TASK BRIEF
Using the records below, locate all lines containing "legend" and return them.

[Dataset records]
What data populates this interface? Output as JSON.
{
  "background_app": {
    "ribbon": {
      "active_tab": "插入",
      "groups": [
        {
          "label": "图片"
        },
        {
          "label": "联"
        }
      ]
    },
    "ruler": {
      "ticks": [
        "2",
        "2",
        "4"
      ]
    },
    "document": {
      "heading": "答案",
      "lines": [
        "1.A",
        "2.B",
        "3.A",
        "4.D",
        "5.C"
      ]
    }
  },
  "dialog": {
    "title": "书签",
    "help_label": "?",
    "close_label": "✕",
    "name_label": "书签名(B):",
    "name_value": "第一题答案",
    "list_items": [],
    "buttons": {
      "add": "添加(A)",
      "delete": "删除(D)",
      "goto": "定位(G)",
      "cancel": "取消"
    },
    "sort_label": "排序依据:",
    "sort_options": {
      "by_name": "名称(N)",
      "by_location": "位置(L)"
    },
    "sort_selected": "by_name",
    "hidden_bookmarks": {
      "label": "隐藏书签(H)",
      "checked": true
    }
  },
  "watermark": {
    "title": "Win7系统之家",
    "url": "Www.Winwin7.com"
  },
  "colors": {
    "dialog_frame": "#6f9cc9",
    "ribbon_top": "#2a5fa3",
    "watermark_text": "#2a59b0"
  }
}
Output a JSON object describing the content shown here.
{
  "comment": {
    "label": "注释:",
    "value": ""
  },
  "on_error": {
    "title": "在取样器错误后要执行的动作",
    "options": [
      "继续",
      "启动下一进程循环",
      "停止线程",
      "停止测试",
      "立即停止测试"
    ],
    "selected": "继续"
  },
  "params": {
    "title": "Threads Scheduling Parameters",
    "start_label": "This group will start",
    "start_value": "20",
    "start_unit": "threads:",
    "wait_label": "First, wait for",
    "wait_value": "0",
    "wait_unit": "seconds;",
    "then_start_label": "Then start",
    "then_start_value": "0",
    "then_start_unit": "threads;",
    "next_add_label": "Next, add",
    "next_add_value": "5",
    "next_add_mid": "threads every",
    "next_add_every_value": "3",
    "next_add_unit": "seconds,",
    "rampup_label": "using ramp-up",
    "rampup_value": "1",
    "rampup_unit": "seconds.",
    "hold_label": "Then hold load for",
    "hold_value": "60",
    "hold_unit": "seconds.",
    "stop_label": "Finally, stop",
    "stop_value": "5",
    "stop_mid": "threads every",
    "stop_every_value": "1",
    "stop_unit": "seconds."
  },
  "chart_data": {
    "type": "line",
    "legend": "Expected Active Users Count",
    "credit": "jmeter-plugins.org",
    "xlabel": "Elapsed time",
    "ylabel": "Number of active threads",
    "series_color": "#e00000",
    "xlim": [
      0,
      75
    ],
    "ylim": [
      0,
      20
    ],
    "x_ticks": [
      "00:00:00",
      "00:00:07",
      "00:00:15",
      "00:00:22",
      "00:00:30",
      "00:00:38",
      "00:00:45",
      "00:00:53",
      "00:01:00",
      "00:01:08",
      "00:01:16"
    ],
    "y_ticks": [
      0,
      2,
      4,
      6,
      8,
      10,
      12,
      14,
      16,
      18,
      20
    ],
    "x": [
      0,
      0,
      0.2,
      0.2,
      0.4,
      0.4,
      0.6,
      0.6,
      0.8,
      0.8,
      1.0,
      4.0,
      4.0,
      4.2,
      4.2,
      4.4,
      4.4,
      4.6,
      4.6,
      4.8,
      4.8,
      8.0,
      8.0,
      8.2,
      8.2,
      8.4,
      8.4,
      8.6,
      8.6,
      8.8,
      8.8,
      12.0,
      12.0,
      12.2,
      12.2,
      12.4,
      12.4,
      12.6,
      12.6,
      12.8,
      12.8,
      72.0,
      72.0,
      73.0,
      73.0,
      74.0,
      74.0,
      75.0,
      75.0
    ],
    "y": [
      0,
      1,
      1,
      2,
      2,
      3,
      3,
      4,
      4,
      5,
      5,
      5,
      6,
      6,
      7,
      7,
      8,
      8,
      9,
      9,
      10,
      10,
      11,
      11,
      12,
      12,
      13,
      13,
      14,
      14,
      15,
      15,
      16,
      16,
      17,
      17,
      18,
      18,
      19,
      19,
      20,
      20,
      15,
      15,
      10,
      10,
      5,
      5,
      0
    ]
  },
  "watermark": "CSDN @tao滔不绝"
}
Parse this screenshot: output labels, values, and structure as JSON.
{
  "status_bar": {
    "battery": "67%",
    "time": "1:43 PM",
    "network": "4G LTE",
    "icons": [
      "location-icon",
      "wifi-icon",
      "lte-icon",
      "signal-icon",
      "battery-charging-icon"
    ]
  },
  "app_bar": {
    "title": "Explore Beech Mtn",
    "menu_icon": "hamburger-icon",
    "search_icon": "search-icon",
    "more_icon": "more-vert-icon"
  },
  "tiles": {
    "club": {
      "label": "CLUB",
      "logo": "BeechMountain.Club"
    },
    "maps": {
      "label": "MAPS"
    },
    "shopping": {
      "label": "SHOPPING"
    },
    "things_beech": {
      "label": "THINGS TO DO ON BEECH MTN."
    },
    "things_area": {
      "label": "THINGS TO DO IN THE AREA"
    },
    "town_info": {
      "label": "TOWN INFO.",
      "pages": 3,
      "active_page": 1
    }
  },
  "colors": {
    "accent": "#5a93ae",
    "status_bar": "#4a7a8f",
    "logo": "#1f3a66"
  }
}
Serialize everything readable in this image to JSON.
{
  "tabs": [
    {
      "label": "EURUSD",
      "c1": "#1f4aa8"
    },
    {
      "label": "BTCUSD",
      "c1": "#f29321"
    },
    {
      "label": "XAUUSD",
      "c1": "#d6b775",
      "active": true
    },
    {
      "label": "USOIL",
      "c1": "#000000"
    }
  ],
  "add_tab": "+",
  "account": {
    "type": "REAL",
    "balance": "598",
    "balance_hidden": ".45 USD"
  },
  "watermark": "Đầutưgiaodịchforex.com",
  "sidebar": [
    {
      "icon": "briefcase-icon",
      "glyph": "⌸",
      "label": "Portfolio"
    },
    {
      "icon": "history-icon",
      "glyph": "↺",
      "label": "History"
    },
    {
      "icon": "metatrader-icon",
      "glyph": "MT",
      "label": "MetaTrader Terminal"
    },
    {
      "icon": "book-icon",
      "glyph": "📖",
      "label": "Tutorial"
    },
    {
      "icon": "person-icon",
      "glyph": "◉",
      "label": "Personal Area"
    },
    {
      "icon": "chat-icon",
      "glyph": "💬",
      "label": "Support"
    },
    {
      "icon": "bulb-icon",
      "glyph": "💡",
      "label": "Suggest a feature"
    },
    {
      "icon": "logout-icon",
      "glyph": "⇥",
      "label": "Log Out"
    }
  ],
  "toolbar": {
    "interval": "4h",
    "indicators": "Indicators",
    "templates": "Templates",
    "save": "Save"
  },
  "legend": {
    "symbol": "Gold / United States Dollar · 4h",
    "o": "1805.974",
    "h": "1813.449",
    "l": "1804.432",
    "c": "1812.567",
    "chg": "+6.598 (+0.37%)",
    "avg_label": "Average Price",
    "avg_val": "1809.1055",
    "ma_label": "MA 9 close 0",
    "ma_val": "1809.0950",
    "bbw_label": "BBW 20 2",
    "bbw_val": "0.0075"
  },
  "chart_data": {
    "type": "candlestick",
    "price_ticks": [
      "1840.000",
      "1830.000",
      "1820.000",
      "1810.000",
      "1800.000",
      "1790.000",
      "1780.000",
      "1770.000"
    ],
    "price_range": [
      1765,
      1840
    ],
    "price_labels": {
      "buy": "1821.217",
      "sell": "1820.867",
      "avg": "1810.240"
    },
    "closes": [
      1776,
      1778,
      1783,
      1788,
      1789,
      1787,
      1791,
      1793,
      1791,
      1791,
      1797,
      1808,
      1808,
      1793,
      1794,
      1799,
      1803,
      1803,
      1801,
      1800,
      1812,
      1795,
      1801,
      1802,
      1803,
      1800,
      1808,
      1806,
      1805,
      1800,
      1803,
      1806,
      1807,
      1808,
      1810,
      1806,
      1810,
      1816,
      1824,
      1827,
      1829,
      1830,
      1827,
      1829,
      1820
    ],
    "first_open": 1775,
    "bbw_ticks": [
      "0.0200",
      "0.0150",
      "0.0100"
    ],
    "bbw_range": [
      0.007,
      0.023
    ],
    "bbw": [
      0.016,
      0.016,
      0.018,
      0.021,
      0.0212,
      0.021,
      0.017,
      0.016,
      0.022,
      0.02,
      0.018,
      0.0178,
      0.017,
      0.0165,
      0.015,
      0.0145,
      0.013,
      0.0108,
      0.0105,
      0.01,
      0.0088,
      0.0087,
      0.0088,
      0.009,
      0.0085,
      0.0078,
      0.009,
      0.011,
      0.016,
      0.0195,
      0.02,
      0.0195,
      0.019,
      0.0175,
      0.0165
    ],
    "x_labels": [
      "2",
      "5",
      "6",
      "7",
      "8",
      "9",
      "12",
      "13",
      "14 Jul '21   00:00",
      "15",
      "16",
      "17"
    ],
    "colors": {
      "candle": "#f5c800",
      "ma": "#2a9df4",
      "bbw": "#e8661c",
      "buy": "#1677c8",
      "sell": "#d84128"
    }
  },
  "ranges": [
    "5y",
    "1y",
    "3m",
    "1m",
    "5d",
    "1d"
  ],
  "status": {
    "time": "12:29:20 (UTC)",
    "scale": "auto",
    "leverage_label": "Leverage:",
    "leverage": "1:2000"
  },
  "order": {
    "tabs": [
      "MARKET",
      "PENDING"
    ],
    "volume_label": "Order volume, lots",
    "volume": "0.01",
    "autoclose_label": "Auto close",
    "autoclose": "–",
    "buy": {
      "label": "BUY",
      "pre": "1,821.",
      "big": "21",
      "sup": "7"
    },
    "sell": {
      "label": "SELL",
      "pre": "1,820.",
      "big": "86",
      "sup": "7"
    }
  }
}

CORRECT ANSWER
    "legend": "Expected Active Users Count",
  "legend": {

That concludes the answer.